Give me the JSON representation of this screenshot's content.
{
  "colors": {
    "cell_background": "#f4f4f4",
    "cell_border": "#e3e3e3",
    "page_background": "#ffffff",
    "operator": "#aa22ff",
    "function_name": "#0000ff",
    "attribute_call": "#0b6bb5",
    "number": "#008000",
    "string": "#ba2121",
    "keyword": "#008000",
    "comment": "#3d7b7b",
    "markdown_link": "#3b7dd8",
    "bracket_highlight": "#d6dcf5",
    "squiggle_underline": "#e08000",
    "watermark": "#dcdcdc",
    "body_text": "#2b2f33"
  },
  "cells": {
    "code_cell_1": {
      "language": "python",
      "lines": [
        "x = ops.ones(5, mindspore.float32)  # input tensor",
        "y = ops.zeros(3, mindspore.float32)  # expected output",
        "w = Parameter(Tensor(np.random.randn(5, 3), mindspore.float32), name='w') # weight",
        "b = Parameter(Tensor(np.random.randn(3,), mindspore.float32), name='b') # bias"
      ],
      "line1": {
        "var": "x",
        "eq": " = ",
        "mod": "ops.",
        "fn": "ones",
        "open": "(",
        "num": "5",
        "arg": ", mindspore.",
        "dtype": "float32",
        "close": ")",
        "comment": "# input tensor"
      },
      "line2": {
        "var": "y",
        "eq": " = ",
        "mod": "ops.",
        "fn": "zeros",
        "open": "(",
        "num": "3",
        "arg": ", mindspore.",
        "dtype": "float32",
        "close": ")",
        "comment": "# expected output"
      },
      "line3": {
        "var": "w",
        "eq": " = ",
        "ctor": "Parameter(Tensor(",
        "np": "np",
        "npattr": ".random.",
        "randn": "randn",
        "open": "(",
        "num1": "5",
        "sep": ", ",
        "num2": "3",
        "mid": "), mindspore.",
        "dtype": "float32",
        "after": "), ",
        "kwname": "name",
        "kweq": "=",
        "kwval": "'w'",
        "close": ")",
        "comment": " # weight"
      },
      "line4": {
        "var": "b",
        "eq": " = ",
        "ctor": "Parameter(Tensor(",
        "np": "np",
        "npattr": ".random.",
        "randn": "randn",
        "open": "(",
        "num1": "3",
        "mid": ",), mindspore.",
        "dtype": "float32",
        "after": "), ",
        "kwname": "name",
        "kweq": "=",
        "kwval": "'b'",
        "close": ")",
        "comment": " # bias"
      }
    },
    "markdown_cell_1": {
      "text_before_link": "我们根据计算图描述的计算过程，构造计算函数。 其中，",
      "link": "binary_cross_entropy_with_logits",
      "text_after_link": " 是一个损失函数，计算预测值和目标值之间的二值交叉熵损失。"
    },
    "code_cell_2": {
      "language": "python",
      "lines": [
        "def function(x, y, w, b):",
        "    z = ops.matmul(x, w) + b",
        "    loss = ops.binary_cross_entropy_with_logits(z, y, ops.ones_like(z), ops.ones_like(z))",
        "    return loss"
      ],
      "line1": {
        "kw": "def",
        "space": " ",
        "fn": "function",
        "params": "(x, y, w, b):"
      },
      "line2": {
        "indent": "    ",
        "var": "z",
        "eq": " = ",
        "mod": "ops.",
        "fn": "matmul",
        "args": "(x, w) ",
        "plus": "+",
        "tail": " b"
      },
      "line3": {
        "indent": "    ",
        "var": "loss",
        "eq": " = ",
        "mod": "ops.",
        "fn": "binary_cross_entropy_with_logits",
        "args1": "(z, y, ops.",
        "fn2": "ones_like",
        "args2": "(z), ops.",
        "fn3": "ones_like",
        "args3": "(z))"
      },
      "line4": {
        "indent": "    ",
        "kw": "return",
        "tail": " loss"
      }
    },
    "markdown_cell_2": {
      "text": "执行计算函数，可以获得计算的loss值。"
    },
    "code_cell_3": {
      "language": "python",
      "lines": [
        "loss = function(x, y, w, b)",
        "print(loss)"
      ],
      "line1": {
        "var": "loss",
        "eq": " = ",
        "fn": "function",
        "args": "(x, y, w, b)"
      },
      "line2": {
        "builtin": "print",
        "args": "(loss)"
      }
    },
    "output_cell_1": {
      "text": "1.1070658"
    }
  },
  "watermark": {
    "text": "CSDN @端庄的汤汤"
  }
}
★ ★ ★ ★
◆ Exercise
In the listing, find all lines with the string "mindspore" and copy them.

◆ Result of this task
        "x = ops.ones(5, mindspore.float32)  # input tensor",
        "y = ops.zeros(3, mindspore.float32)  # expected output",
        "w = Parameter(Tensor(np.random.randn(5, 3), mindspore.float32), name='w') # weight",
        "b = Parameter(Tensor(np.random.randn(3,), mindspore.float32), name='b') # bias"
        "arg": ", mindspore.",
        "arg": ", mindspore.",
        "mid": "), mindspore.",
        "mid": ",), mindspore.",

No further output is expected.